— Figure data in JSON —
======

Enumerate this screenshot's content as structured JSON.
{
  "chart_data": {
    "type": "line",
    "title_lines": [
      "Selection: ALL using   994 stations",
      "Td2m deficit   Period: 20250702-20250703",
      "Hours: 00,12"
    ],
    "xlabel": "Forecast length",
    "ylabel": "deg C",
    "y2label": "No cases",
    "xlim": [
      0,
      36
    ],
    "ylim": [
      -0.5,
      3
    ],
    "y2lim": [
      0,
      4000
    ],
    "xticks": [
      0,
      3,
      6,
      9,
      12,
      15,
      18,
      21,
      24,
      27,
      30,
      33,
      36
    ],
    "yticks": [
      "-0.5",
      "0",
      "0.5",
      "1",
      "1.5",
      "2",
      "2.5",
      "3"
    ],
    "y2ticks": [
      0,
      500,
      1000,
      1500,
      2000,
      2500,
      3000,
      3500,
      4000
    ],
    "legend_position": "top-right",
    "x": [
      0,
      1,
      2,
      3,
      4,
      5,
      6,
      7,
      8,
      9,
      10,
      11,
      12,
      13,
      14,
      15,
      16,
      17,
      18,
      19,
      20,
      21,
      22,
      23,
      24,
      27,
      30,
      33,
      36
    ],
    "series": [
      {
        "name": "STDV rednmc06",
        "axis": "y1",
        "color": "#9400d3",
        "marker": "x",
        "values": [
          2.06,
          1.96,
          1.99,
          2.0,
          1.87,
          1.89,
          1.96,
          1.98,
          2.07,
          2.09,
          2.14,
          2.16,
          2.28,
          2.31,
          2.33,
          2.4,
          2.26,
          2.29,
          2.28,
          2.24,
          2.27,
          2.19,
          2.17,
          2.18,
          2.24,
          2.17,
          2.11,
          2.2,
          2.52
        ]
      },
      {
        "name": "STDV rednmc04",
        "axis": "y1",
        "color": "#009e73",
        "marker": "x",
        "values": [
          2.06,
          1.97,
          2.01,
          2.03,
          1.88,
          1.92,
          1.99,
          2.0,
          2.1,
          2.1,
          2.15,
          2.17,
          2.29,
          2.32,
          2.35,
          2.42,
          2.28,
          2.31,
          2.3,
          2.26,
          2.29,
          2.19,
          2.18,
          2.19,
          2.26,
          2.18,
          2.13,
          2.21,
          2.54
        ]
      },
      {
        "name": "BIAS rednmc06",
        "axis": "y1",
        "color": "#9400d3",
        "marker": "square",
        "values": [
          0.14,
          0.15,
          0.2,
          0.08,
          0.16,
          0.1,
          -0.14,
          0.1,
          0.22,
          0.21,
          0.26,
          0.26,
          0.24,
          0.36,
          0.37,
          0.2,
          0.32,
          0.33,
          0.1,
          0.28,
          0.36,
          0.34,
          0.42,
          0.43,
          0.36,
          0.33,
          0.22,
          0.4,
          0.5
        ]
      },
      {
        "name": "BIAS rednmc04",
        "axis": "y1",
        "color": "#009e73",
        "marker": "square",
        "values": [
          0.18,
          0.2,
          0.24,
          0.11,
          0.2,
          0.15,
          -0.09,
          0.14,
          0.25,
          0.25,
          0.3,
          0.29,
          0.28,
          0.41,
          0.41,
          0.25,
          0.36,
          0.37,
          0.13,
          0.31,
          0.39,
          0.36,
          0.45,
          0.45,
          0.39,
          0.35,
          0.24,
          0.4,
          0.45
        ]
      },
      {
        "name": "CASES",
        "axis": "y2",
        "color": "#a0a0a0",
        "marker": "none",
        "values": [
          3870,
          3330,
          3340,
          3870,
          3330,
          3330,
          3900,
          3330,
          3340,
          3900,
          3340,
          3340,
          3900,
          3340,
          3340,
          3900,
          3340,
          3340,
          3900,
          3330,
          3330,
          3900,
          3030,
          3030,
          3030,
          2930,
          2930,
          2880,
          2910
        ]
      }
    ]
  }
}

======

— Instructions for the task —
Reproduce all data above, unchanged.

— Exercise solution —
Enumerate this screenshot's content as structured JSON.
{
  "chart_data": {
    "type": "line",
    "title_lines": [
      "Selection: ALL using   994 stations",
      "Td2m deficit   Period: 20250702-20250703",
      "Hours: 00,12"
    ],
    "xlabel": "Forecast length",
    "ylabel": "deg C",
    "y2label": "No cases",
    "xlim": [
      0,
      36
    ],
    "ylim": [
      -0.5,
      3
    ],
    "y2lim": [
      0,
      4000
    ],
    "xticks": [
      0,
      3,
      6,
      9,
      12,
      15,
      18,
      21,
      24,
      27,
      30,
      33,
      36
    ],
    "yticks": [
      "-0.5",
      "0",
      "0.5",
      "1",
      "1.5",
      "2",
      "2.5",
      "3"
    ],
    "y2ticks": [
      0,
      500,
      1000,
      1500,
      2000,
      2500,
      3000,
      3500,
      4000
    ],
    "legend_position": "top-right",
    "x": [
      0,
      1,
      2,
      3,
      4,
      5,
      6,
      7,
      8,
      9,
      10,
      11,
      12,
      13,
      14,
      15,
      16,
      17,
      18,
      19,
      20,
      21,
      22,
      23,
      24,
      27,
      30,
      33,
      36
    ],
    "series": [
      {
        "name": "STDV rednmc06",
        "axis": "y1",
        "color": "#9400d3",
        "marker": "x",
        "values": [
          2.06,
          1.96,
          1.99,
          2.0,
          1.87,
          1.89,
          1.96,
          1.98,
          2.07,
          2.09,
          2.14,
          2.16,
          2.28,
          2.31,
          2.33,
          2.4,
          2.26,
          2.29,
          2.28,
          2.24,
          2.27,
          2.19,
          2.17,
          2.18,
          2.24,
          2.17,
          2.11,
          2.2,
          2.52
        ]
      },
      {
        "name": "STDV rednmc04",
        "axis": "y1",
        "color": "#009e73",
        "marker": "x",
        "values": [
          2.06,
          1.97,
          2.01,
          2.03,
          1.88,
          1.92,
          1.99,
          2.0,
          2.1,
          2.1,
          2.15,
          2.17,
          2.29,
          2.32,
          2.35,
          2.42,
          2.28,
          2.31,
          2.3,
          2.26,
          2.29,
          2.19,
          2.18,
          2.19,
          2.26,
          2.18,
          2.13,
          2.21,
          2.54
        ]
      },
      {
        "name": "BIAS rednmc06",
        "axis": "y1",
        "color": "#9400d3",
        "marker": "square",
        "values": [
          0.14,
          0.15,
          0.2,
          0.08,
          0.16,
          0.1,
          -0.14,
          0.1,
          0.22,
          0.21,
          0.26,
          0.26,
          0.24,
          0.36,
          0.37,
          0.2,
          0.32,
          0.33,
          0.1,
          0.28,
          0.36,
          0.34,
          0.42,
          0.43,
          0.36,
          0.33,
          0.22,
          0.4,
          0.5
        ]
      },
      {
        "name": "BIAS rednmc04",
        "axis": "y1",
        "color": "#009e73",
        "marker": "square",
        "values": [
          0.18,
          0.2,
          0.24,
          0.11,
          0.2,
          0.15,
          -0.09,
          0.14,
          0.25,
          0.25,
          0.3,
          0.29,
          0.28,
          0.41,
          0.41,
          0.25,
          0.36,
          0.37,
          0.13,
          0.31,
          0.39,
          0.36,
          0.45,
          0.45,
          0.39,
          0.35,
          0.24,
          0.4,
          0.45
        ]
      },
      {
        "name": "CASES",
        "axis": "y2",
        "color": "#a0a0a0",
        "marker": "none",
        "values": [
          3870,
          3330,
          3340,
          3870,
          3330,
          3330,
          3900,
          3330,
          3340,
          3900,
          3340,
          3340,
          3900,
          3340,
          3340,
          3900,
          3340,
          3340,
          3900,
          3330,
          3330,
          3900,
          3030,
          3030,
          3030,
          2930,
          2930,
          2880,
          2910
        ]
      }
    ]
  }
}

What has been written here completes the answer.